Give only the number of lines in the listing below where the string "nước" occurs.

----- Materials provided

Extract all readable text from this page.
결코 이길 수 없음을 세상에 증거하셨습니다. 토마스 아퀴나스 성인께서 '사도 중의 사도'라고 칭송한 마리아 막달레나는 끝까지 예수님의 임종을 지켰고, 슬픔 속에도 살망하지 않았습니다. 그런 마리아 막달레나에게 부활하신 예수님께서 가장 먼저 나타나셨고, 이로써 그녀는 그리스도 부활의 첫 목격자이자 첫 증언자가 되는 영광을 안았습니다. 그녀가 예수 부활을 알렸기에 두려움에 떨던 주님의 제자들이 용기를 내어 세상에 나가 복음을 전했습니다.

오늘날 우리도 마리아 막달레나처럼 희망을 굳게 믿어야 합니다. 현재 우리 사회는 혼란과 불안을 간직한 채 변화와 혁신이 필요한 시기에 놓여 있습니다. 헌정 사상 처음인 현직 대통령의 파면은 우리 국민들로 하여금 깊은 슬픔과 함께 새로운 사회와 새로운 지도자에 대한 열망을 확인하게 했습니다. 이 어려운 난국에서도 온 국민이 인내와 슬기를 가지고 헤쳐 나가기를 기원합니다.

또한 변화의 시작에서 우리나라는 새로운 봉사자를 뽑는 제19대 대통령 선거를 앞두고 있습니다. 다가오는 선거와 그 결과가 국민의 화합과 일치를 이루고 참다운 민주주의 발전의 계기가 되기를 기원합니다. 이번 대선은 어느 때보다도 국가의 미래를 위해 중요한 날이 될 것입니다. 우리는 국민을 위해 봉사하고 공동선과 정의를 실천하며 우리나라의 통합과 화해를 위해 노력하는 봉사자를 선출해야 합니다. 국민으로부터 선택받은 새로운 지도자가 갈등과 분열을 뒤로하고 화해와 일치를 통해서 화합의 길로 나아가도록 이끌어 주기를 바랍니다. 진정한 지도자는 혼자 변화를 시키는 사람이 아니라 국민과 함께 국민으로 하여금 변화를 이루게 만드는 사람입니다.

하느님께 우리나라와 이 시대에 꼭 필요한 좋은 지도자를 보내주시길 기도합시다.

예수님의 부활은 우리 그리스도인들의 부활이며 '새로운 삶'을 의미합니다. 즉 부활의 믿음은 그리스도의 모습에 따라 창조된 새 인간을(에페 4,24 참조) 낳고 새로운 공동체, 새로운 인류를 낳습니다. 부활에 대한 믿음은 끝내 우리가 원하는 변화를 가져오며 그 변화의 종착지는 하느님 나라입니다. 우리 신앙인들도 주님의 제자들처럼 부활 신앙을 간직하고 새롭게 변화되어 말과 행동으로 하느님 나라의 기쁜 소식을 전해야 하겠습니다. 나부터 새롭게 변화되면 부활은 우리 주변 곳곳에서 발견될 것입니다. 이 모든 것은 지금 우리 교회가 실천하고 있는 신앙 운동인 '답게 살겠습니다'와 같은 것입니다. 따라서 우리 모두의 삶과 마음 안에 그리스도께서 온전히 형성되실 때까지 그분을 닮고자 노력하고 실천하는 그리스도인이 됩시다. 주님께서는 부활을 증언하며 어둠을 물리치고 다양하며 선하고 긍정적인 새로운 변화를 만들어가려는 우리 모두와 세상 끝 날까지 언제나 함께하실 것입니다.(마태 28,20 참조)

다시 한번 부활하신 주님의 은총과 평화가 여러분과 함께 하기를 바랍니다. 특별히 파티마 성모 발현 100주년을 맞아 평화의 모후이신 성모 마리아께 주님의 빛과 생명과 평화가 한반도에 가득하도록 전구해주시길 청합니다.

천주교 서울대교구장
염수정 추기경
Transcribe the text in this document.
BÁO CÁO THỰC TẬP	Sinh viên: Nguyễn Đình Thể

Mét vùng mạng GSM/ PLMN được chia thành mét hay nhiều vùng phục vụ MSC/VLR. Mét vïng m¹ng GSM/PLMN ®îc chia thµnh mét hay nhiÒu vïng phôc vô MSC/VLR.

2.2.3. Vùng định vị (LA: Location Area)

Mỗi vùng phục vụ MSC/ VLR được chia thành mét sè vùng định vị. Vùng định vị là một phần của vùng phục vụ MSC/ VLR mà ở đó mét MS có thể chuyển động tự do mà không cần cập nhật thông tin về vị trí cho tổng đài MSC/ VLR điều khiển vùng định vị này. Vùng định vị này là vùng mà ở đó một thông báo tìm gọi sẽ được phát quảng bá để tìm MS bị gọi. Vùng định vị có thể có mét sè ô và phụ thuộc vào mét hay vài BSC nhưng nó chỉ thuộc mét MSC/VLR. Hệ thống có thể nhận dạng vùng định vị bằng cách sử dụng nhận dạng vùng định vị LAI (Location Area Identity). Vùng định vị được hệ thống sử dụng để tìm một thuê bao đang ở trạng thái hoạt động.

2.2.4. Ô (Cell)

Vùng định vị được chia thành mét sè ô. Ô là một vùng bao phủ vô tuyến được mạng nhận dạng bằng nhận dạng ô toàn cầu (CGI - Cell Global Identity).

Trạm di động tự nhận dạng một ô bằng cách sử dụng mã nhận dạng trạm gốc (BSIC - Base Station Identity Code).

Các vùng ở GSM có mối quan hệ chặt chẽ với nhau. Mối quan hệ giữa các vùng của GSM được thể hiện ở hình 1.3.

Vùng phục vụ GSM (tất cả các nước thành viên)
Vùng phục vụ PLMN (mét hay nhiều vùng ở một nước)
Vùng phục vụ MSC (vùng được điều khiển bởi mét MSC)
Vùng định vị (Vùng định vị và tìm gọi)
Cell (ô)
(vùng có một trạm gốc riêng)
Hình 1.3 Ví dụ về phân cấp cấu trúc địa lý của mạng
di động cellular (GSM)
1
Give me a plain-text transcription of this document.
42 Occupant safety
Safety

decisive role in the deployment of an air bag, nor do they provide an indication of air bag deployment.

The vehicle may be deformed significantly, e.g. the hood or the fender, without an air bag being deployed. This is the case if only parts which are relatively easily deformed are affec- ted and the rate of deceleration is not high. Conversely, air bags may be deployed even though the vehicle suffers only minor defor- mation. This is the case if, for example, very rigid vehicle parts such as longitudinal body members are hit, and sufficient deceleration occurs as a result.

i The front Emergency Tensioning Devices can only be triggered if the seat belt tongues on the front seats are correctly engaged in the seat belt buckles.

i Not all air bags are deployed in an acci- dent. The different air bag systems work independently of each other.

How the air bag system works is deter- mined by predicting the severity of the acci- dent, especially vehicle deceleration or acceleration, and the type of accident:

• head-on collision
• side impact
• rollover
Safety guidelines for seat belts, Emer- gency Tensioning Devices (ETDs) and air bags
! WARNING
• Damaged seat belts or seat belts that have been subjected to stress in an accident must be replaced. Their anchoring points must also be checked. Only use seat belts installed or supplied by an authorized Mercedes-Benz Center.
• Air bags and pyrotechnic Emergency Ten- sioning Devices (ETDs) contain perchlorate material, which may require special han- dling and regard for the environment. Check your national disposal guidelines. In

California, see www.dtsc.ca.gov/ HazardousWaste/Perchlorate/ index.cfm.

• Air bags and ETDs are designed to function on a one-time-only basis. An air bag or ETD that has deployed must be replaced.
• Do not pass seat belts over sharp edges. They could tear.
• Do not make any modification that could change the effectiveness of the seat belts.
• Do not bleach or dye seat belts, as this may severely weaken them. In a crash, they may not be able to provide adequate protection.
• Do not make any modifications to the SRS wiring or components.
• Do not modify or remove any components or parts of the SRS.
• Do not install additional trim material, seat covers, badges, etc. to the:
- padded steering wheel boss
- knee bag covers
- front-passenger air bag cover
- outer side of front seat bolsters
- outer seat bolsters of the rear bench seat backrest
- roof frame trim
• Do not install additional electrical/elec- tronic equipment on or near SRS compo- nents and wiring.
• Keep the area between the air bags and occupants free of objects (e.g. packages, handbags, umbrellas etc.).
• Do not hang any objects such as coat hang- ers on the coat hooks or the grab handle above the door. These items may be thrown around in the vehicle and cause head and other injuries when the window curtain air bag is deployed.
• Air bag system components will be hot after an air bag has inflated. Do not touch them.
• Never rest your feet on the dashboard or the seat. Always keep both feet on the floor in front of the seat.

----------

## The completed task
2